** begin **

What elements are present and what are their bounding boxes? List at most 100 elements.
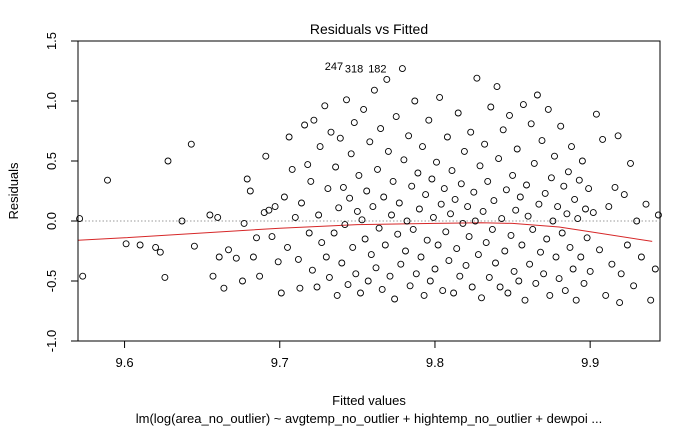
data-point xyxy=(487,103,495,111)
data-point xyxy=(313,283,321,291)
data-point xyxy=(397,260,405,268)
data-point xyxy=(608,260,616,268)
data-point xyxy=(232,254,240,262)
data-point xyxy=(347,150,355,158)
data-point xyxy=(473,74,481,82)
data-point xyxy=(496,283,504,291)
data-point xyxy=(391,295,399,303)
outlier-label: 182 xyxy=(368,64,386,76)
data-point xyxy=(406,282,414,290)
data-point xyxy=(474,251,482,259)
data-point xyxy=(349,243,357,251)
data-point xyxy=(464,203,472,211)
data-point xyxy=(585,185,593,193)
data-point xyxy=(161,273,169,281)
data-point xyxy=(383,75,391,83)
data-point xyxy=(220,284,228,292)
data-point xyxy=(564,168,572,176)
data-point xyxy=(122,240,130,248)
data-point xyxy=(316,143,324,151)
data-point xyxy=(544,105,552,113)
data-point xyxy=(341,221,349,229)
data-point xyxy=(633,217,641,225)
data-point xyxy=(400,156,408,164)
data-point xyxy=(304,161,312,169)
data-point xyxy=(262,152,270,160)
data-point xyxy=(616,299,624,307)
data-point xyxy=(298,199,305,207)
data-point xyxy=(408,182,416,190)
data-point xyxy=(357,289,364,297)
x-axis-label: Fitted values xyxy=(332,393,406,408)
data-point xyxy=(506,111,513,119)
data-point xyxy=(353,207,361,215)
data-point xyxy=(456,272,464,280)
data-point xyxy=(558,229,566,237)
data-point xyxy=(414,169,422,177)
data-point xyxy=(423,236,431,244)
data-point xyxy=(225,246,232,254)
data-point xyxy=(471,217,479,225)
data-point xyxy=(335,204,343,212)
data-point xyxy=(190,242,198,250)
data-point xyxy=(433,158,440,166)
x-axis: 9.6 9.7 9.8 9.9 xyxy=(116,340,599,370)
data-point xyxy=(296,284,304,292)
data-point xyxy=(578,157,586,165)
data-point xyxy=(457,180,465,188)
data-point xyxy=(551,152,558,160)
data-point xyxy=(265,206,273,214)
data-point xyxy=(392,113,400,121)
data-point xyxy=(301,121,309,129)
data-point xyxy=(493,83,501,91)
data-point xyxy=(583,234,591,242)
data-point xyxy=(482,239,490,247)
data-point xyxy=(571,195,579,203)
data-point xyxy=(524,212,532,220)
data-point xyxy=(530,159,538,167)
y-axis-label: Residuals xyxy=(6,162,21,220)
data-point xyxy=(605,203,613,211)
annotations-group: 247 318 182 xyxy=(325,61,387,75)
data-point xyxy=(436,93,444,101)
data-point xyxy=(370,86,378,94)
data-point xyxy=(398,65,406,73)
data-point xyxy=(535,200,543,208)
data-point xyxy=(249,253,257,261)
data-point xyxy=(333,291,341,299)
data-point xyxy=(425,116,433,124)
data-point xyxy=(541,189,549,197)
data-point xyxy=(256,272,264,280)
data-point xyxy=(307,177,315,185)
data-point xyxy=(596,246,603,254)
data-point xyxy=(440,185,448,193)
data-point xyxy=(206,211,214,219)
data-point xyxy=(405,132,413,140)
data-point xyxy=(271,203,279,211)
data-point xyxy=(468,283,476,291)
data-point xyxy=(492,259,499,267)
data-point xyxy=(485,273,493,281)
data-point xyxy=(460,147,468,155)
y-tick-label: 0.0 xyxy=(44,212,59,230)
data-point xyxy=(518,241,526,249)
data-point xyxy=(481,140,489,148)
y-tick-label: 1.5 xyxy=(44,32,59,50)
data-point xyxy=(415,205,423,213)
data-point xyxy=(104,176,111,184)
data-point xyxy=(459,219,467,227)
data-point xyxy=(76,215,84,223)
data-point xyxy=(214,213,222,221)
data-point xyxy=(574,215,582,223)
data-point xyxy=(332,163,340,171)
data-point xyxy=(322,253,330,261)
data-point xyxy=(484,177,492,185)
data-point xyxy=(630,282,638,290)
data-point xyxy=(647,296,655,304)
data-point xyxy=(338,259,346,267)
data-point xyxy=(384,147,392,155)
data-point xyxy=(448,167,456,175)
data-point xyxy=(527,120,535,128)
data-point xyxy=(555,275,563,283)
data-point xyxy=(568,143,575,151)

** end **
** begin **

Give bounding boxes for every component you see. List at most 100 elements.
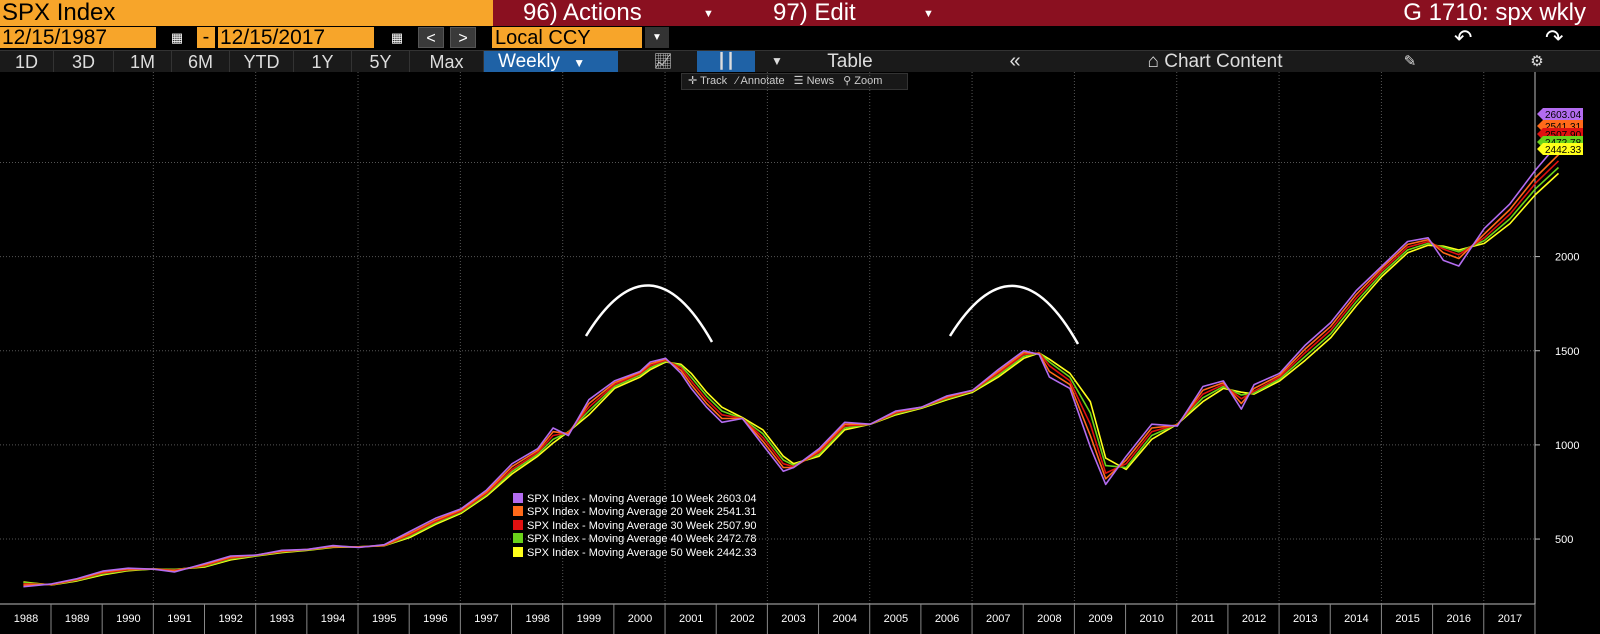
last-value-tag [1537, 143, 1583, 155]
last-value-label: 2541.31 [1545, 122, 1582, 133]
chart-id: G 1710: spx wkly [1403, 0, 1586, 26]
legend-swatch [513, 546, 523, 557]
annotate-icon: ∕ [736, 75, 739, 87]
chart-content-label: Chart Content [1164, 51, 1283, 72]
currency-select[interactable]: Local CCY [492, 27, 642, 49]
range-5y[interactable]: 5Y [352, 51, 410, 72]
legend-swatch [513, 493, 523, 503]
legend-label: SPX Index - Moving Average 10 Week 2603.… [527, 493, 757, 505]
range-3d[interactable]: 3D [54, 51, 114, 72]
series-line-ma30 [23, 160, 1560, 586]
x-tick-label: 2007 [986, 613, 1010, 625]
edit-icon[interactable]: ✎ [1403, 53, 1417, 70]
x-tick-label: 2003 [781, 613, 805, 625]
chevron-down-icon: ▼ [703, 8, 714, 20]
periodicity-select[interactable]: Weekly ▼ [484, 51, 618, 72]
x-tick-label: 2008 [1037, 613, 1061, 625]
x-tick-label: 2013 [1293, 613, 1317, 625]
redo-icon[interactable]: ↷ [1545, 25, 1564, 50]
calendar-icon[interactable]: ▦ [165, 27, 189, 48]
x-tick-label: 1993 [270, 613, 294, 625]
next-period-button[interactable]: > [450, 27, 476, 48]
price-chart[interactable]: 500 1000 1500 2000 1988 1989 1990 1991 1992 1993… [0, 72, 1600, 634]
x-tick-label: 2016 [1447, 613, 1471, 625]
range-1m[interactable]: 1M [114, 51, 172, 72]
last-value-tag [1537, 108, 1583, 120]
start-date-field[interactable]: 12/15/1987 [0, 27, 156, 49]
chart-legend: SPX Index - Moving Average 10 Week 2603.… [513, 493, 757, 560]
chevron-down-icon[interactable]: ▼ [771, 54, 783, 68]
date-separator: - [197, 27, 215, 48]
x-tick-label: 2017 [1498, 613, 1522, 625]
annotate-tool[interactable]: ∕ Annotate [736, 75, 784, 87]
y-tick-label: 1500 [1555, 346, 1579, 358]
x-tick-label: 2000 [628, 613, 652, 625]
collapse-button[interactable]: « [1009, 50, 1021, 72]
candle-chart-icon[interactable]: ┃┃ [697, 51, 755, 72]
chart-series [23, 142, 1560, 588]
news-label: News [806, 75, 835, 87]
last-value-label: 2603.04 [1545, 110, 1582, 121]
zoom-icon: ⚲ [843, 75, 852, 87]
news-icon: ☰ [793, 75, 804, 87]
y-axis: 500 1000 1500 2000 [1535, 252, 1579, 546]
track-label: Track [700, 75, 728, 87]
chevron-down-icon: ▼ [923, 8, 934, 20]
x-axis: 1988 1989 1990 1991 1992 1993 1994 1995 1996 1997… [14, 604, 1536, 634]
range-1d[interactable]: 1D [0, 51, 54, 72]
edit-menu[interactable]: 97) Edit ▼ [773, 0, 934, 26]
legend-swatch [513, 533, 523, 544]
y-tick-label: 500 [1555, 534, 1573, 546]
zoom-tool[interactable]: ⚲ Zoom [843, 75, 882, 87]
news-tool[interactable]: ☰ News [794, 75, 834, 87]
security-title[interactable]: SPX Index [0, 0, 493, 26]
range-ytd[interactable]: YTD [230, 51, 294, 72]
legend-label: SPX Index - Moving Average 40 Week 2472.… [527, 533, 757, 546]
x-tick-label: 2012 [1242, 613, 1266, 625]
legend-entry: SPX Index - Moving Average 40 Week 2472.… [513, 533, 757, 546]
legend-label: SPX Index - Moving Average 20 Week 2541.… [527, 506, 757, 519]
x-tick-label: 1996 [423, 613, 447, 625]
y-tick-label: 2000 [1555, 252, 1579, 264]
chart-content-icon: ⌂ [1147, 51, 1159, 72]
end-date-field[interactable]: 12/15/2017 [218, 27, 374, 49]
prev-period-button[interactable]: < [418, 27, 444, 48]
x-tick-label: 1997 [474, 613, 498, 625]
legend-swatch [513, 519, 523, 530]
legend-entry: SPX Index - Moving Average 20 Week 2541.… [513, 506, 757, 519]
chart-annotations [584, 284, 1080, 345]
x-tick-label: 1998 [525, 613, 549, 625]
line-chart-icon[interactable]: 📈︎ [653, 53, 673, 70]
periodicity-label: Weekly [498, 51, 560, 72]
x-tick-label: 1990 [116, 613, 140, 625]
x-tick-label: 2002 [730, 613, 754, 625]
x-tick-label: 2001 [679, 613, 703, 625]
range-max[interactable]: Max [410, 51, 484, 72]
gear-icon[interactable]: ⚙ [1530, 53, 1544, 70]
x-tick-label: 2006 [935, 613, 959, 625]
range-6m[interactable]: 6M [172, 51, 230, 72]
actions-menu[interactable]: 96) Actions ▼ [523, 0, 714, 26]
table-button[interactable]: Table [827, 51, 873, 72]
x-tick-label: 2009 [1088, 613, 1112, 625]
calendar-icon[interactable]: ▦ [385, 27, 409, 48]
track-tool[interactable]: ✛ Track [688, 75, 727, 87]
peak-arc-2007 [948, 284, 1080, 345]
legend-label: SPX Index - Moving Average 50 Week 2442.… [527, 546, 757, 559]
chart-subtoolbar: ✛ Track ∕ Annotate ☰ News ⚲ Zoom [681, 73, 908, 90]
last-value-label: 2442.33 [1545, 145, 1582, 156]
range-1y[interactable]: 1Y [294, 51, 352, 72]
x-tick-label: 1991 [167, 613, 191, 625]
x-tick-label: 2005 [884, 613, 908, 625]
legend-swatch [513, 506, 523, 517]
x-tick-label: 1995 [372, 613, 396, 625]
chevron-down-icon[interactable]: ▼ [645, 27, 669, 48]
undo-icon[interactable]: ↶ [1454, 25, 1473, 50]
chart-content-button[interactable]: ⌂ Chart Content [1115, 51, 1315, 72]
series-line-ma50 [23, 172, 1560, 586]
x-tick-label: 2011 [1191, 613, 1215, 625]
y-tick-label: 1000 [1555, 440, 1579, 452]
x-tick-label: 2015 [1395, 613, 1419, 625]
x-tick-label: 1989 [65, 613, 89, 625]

** end **

● **PROBLEM**: Quote the rows starting at the one containing "data-point xyxy=(487,103,495,111)" and ending at the one containing "data-point xyxy=(474,251,482,259)", including both.

● **EXPECTED ANSWER**:
data-point xyxy=(487,103,495,111)
data-point xyxy=(313,283,321,291)
data-point xyxy=(397,260,405,268)
data-point xyxy=(608,260,616,268)
data-point xyxy=(232,254,240,262)
data-point xyxy=(347,150,355,158)
data-point xyxy=(473,74,481,82)
data-point xyxy=(496,283,504,291)
data-point xyxy=(391,295,399,303)
outlier-label: 182 xyxy=(368,64,386,76)
data-point xyxy=(406,282,414,290)
data-point xyxy=(474,251,482,259)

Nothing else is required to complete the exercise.